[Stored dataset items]
— start —

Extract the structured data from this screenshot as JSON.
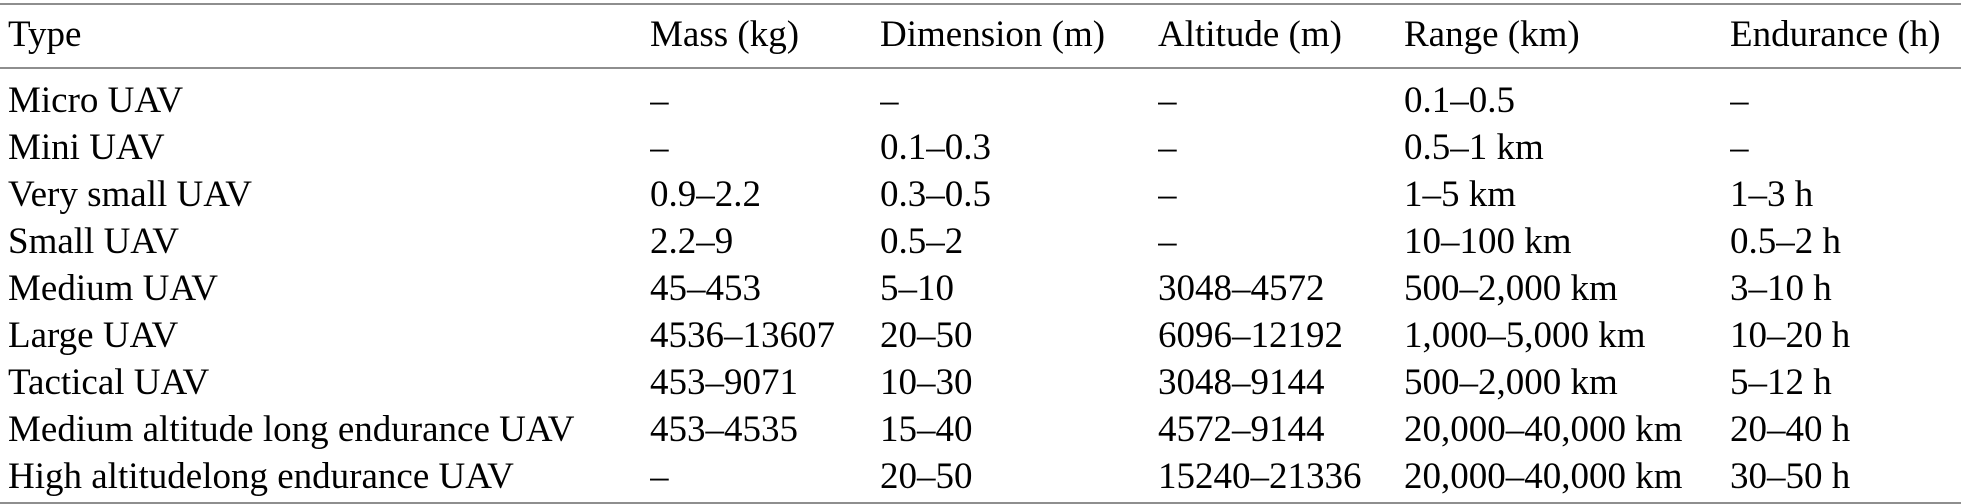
{
  "table": {
    "name": "uav-classification-table",
    "rule_color": "#8e8e8e",
    "text_color": "#000000",
    "columns": [
      "Type",
      "Mass (kg)",
      "Dimension (m)",
      "Altitude (m)",
      "Range (km)",
      "Endurance (h)"
    ],
    "rows": [
      [
        "Micro UAV",
        "–",
        "–",
        "–",
        "0.1–0.5",
        "–"
      ],
      [
        "Mini UAV",
        "–",
        "0.1–0.3",
        "–",
        "0.5–1 km",
        "–"
      ],
      [
        "Very small UAV",
        "0.9–2.2",
        "0.3–0.5",
        "–",
        "1–5 km",
        "1–3 h"
      ],
      [
        "Small UAV",
        "2.2–9",
        "0.5–2",
        "–",
        "10–100 km",
        "0.5–2 h"
      ],
      [
        "Medium UAV",
        "45–453",
        "5–10",
        "3048–4572",
        "500–2,000 km",
        "3–10 h"
      ],
      [
        "Large UAV",
        "4536–13607",
        "20–50",
        "6096–12192",
        "1,000–5,000 km",
        "10–20 h"
      ],
      [
        "Tactical UAV",
        "453–9071",
        "10–30",
        "3048–9144",
        "500–2,000 km",
        "5–12 h"
      ],
      [
        "Medium altitude long endurance UAV",
        "453–4535",
        "15–40",
        "4572–9144",
        "20,000–40,000 km",
        "20–40 h"
      ],
      [
        "High altitudelong endurance UAV",
        "–",
        "20–50",
        "15240–21336",
        "20,000–40,000 km",
        "30–50 h"
      ]
    ]
  },
  "chart_data": {
    "type": "table",
    "title": "",
    "columns": [
      "Type",
      "Mass (kg)",
      "Dimension (m)",
      "Altitude (m)",
      "Range (km)",
      "Endurance (h)"
    ],
    "rows": [
      [
        "Micro UAV",
        "–",
        "–",
        "–",
        "0.1–0.5",
        "–"
      ],
      [
        "Mini UAV",
        "–",
        "0.1–0.3",
        "–",
        "0.5–1 km",
        "–"
      ],
      [
        "Very small UAV",
        "0.9–2.2",
        "0.3–0.5",
        "–",
        "1–5 km",
        "1–3 h"
      ],
      [
        "Small UAV",
        "2.2–9",
        "0.5–2",
        "–",
        "10–100 km",
        "0.5–2 h"
      ],
      [
        "Medium UAV",
        "45–453",
        "5–10",
        "3048–4572",
        "500–2,000 km",
        "3–10 h"
      ],
      [
        "Large UAV",
        "4536–13607",
        "20–50",
        "6096–12192",
        "1,000–5,000 km",
        "10–20 h"
      ],
      [
        "Tactical UAV",
        "453–9071",
        "10–30",
        "3048–9144",
        "500–2,000 km",
        "5–12 h"
      ],
      [
        "Medium altitude long endurance UAV",
        "453–4535",
        "15–40",
        "4572–9144",
        "20,000–40,000 km",
        "20–40 h"
      ],
      [
        "High altitudelong endurance UAV",
        "–",
        "20–50",
        "15240–21336",
        "20,000–40,000 km",
        "30–50 h"
      ]
    ]
  }
}
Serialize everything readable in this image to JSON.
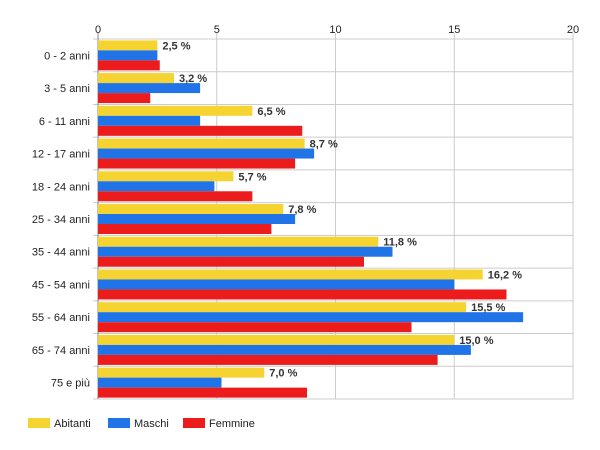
{
  "chart_data": {
    "type": "bar",
    "orientation": "horizontal",
    "categories": [
      "0 - 2 anni",
      "3 - 5 anni",
      "6 - 11 anni",
      "12 - 17 anni",
      "18 - 24 anni",
      "25 - 34 anni",
      "35 - 44 anni",
      "45 - 54 anni",
      "55 - 64 anni",
      "65 - 74 anni",
      "75 e più"
    ],
    "series": [
      {
        "name": "Abitanti",
        "color": "#f5d432",
        "values": [
          2.5,
          3.2,
          6.5,
          8.7,
          5.7,
          7.8,
          11.8,
          16.2,
          15.5,
          15.0,
          7.0
        ]
      },
      {
        "name": "Maschi",
        "color": "#2074e8",
        "values": [
          2.5,
          4.3,
          4.3,
          9.1,
          4.9,
          8.3,
          12.4,
          15.0,
          17.9,
          15.7,
          5.2
        ]
      },
      {
        "name": "Femmine",
        "color": "#ec1c1c",
        "values": [
          2.6,
          2.2,
          8.6,
          8.3,
          6.5,
          7.3,
          11.2,
          17.2,
          13.2,
          14.3,
          8.8
        ]
      }
    ],
    "data_labels": [
      "2,5 %",
      "3,2 %",
      "6,5 %",
      "8,7 %",
      "5,7 %",
      "7,8 %",
      "11,8 %",
      "16,2 %",
      "15,5 %",
      "15,0 %",
      "7,0 %"
    ],
    "x_ticks": [
      "0",
      "5",
      "10",
      "15",
      "20"
    ],
    "xlim": [
      0,
      20
    ],
    "x_axis_position": "top",
    "grid": true,
    "legend_position": "bottom-left",
    "title": "",
    "xlabel": "",
    "ylabel": ""
  }
}
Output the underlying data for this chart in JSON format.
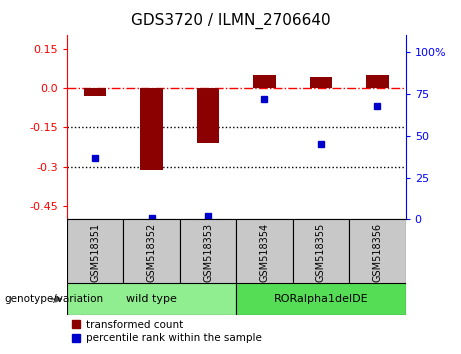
{
  "title": "GDS3720 / ILMN_2706640",
  "samples": [
    "GSM518351",
    "GSM518352",
    "GSM518353",
    "GSM518354",
    "GSM518355",
    "GSM518356"
  ],
  "groups": [
    {
      "label": "wild type",
      "sample_indices": [
        0,
        1,
        2
      ],
      "color": "#90EE90"
    },
    {
      "label": "RORalpha1delDE",
      "sample_indices": [
        3,
        4,
        5
      ],
      "color": "#55DD55"
    }
  ],
  "bar_values": [
    -0.03,
    -0.31,
    -0.21,
    0.05,
    0.04,
    0.05
  ],
  "percentile_values": [
    37,
    1,
    2,
    72,
    45,
    68
  ],
  "ylim_left": [
    -0.5,
    0.2
  ],
  "ylim_right": [
    0,
    110
  ],
  "yticks_left": [
    0.15,
    0.0,
    -0.15,
    -0.3,
    -0.45
  ],
  "yticks_right": [
    100,
    75,
    50,
    25,
    0
  ],
  "bar_color": "#8B0000",
  "percentile_color": "#0000CC",
  "dotted_lines": [
    -0.15,
    -0.3
  ],
  "legend_label_bar": "transformed count",
  "legend_label_pct": "percentile rank within the sample",
  "xlabel_group": "genotype/variation",
  "sample_box_color": "#C8C8C8",
  "figsize": [
    4.61,
    3.54
  ],
  "dpi": 100
}
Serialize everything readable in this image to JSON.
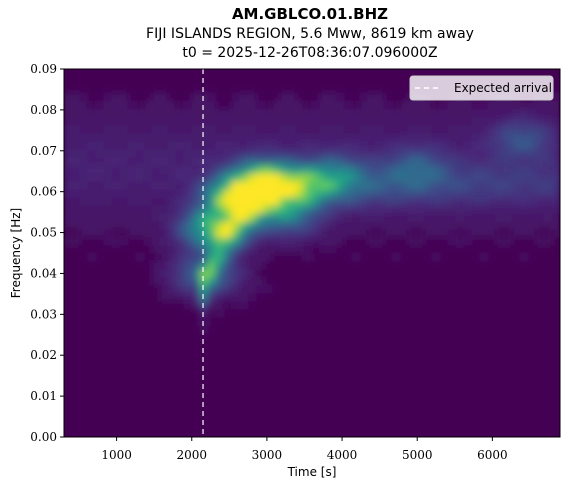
{
  "chart_data": {
    "type": "heatmap",
    "title": "AM.GBLCO.01.BHZ",
    "subtitle": "FIJI ISLANDS REGION, 5.6 Mww, 8619 km away",
    "subtitle2": "t0 = 2025-12-26T08:36:07.096000Z",
    "xlabel": "Time [s]",
    "ylabel": "Frequency [Hz]",
    "xlim": [
      300,
      6900
    ],
    "ylim": [
      0.0,
      0.09
    ],
    "x_ticks": [
      {
        "value": 1000,
        "label": "1000"
      },
      {
        "value": 2000,
        "label": "2000"
      },
      {
        "value": 3000,
        "label": "3000"
      },
      {
        "value": 4000,
        "label": "4000"
      },
      {
        "value": 5000,
        "label": "5000"
      },
      {
        "value": 6000,
        "label": "6000"
      }
    ],
    "y_ticks": [
      {
        "value": 0.0,
        "label": "0.00"
      },
      {
        "value": 0.01,
        "label": "0.01"
      },
      {
        "value": 0.02,
        "label": "0.02"
      },
      {
        "value": 0.03,
        "label": "0.03"
      },
      {
        "value": 0.04,
        "label": "0.04"
      },
      {
        "value": 0.05,
        "label": "0.05"
      },
      {
        "value": 0.06,
        "label": "0.06"
      },
      {
        "value": 0.07,
        "label": "0.07"
      },
      {
        "value": 0.08,
        "label": "0.08"
      },
      {
        "value": 0.09,
        "label": "0.09"
      }
    ],
    "colormap": "viridis",
    "expected_arrival": 2150,
    "legend": {
      "label": "Expected arrival",
      "placement": "upper-right"
    },
    "energy_peaks": [
      {
        "t": 2620,
        "f": 0.0585,
        "intensity": 1.0
      },
      {
        "t": 2950,
        "f": 0.0625,
        "intensity": 0.85
      },
      {
        "t": 2300,
        "f": 0.051,
        "intensity": 0.7
      },
      {
        "t": 3400,
        "f": 0.0615,
        "intensity": 0.45
      },
      {
        "t": 3900,
        "f": 0.064,
        "intensity": 0.3
      },
      {
        "t": 2200,
        "f": 0.04,
        "intensity": 0.35
      },
      {
        "t": 3300,
        "f": 0.054,
        "intensity": 0.3
      },
      {
        "t": 5000,
        "f": 0.066,
        "intensity": 0.2
      },
      {
        "t": 6400,
        "f": 0.073,
        "intensity": 0.2
      }
    ]
  },
  "colors": {
    "background_low": "#440154",
    "peak": "#fde725"
  }
}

— end —

Every line in the data above that contains "table" needs to be copied.

  "table": {
    "name": "uav-classification-table",
    "type": "table",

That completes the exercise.